What you need to do:
Print all entries precisely as they are written.

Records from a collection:
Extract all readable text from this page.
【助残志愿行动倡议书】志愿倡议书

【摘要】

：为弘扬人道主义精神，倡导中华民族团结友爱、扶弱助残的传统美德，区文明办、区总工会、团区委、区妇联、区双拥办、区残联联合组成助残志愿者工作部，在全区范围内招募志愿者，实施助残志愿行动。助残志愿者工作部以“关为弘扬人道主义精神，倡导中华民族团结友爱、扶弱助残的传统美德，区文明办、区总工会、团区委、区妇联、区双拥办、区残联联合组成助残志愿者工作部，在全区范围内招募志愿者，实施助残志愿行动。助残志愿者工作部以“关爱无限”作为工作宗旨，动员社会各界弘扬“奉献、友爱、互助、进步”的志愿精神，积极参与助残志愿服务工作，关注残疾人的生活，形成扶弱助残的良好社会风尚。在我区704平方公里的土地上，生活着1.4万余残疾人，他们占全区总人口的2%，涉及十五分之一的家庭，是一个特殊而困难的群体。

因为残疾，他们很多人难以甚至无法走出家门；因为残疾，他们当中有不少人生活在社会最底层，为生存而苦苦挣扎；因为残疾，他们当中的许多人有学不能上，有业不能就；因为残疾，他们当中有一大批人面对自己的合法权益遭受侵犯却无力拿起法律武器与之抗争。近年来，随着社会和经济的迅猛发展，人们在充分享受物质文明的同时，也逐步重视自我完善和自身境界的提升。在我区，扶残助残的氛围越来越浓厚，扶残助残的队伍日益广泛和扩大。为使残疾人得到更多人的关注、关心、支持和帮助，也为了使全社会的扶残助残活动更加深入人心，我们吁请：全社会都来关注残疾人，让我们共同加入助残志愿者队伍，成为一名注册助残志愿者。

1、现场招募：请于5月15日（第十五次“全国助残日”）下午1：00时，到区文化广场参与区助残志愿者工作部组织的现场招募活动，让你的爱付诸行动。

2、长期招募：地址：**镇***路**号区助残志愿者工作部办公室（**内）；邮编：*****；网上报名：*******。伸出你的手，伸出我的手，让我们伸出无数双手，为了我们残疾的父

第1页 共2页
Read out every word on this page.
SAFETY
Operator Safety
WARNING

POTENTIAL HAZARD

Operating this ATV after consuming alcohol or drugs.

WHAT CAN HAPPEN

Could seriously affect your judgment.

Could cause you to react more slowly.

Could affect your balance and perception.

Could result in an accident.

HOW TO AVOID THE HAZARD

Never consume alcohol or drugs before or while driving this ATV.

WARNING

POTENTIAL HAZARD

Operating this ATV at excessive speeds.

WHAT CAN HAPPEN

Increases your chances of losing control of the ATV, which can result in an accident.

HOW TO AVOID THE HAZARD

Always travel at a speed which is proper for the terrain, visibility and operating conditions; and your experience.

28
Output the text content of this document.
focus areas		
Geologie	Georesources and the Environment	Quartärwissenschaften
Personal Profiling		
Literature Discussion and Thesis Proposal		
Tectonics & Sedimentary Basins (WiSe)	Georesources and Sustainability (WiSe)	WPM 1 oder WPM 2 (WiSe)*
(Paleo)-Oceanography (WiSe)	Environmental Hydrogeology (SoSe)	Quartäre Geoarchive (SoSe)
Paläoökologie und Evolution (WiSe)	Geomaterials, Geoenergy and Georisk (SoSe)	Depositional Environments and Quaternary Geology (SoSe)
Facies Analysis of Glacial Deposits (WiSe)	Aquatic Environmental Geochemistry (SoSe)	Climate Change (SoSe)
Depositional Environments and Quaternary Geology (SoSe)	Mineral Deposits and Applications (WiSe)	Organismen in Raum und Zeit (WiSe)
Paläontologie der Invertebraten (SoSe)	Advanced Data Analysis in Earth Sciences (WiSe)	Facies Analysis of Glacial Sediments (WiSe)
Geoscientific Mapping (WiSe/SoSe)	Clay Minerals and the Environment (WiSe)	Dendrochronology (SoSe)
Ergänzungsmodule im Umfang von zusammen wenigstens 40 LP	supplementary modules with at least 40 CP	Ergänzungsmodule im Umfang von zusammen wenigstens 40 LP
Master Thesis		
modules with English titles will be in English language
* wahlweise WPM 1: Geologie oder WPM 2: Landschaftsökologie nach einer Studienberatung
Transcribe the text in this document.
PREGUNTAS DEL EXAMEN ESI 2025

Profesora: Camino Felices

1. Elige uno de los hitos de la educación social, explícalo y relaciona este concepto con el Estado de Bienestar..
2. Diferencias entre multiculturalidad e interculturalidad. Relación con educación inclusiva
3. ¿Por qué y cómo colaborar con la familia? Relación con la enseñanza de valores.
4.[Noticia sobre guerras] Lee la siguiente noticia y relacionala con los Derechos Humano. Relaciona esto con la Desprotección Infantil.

Answer to the exercise:
Extract all readable text from this page.
【助残志愿行动倡议书】志愿倡议书

【摘要】

：为弘扬人道主义精神，倡导中华民族团结友爱、扶弱助残的传统美德，区文明办、区总工会、团区委、区妇联、区双拥办、区残联联合组成助残志愿者工作部，在全区范围内招募志愿者，实施助残志愿行动。助残志愿者工作部以“关为弘扬人道主义精神，倡导中华民族团结友爱、扶弱助残的传统美德，区文明办、区总工会、团区委、区妇联、区双拥办、区残联联合组成助残志愿者工作部，在全区范围内招募志愿者，实施助残志愿行动。助残志愿者工作部以“关爱无限”作为工作宗旨，动员社会各界弘扬“奉献、友爱、互助、进步”的志愿精神，积极参与助残志愿服务工作，关注残疾人的生活，形成扶弱助残的良好社会风尚。在我区704平方公里的土地上，生活着1.4万余残疾人，他们占全区总人口的2%，涉及十五分之一的家庭，是一个特殊而困难的群体。

因为残疾，他们很多人难以甚至无法走出家门；因为残疾，他们当中有不少人生活在社会最底层，为生存而苦苦挣扎；因为残疾，他们当中的许多人有学不能上，有业不能就；因为残疾，他们当中有一大批人面对自己的合法权益遭受侵犯却无力拿起法律武器与之抗争。近年来，随着社会和经济的迅猛发展，人们在充分享受物质文明的同时，也逐步重视自我完善和自身境界的提升。在我区，扶残助残的氛围越来越浓厚，扶残助残的队伍日益广泛和扩大。为使残疾人得到更多人的关注、关心、支持和帮助，也为了使全社会的扶残助残活动更加深入人心，我们吁请：全社会都来关注残疾人，让我们共同加入助残志愿者队伍，成为一名注册助残志愿者。

1、现场招募：请于5月15日（第十五次“全国助残日”）下午1：00时，到区文化广场参与区助残志愿者工作部组织的现场招募活动，让你的爱付诸行动。

2、长期招募：地址：**镇***路**号区助残志愿者工作部办公室（**内）；邮编：*****；网上报名：*******。伸出你的手，伸出我的手，让我们伸出无数双手，为了我们残疾的父

第1页 共2页
Read out every word on this page.
SAFETY
Operator Safety
WARNING

POTENTIAL HAZARD

Operating this ATV after consuming alcohol or drugs.

WHAT CAN HAPPEN

Could seriously affect your judgment.

Could cause you to react more slowly.

Could affect your balance and perception.

Could result in an accident.

HOW TO AVOID THE HAZARD

Never consume alcohol or drugs before or while driving this ATV.

WARNING

POTENTIAL HAZARD

Operating this ATV at excessive speeds.

WHAT CAN HAPPEN

Increases your chances of losing control of the ATV, which can result in an accident.

HOW TO AVOID THE HAZARD

Always travel at a speed which is proper for the terrain, visibility and operating conditions; and your experience.

28
Output the text content of this document.
focus areas		
Geologie	Georesources and the Environment	Quartärwissenschaften
Personal Profiling		
Literature Discussion and Thesis Proposal		
Tectonics & Sedimentary Basins (WiSe)	Georesources and Sustainability (WiSe)	WPM 1 oder WPM 2 (WiSe)*
(Paleo)-Oceanography (WiSe)	Environmental Hydrogeology (SoSe)	Quartäre Geoarchive (SoSe)
Paläoökologie und Evolution (WiSe)	Geomaterials, Geoenergy and Georisk (SoSe)	Depositional Environments and Quaternary Geology (SoSe)
Facies Analysis of Glacial Deposits (WiSe)	Aquatic Environmental Geochemistry (SoSe)	Climate Change (SoSe)
Depositional Environments and Quaternary Geology (SoSe)	Mineral Deposits and Applications (WiSe)	Organismen in Raum und Zeit (WiSe)
Paläontologie der Invertebraten (SoSe)	Advanced Data Analysis in Earth Sciences (WiSe)	Facies Analysis of Glacial Sediments (WiSe)
Geoscientific Mapping (WiSe/SoSe)	Clay Minerals and the Environment (WiSe)	Dendrochronology (SoSe)
Ergänzungsmodule im Umfang von zusammen wenigstens 40 LP	supplementary modules with at least 40 CP	Ergänzungsmodule im Umfang von zusammen wenigstens 40 LP
Master Thesis		
modules with English titles will be in English language
* wahlweise WPM 1: Geologie oder WPM 2: Landschaftsökologie nach einer Studienberatung
Transcribe the text in this document.
PREGUNTAS DEL EXAMEN ESI 2025

Profesora: Camino Felices

1. Elige uno de los hitos de la educación social, explícalo y relaciona este concepto con el Estado de Bienestar..
2. Diferencias entre multiculturalidad e interculturalidad. Relación con educación inclusiva
3. ¿Por qué y cómo colaborar con la familia? Relación con la enseñanza de valores.
4.[Noticia sobre guerras] Lee la siguiente noticia y relacionala con los Derechos Humano. Relaciona esto con la Desprotección Infantil.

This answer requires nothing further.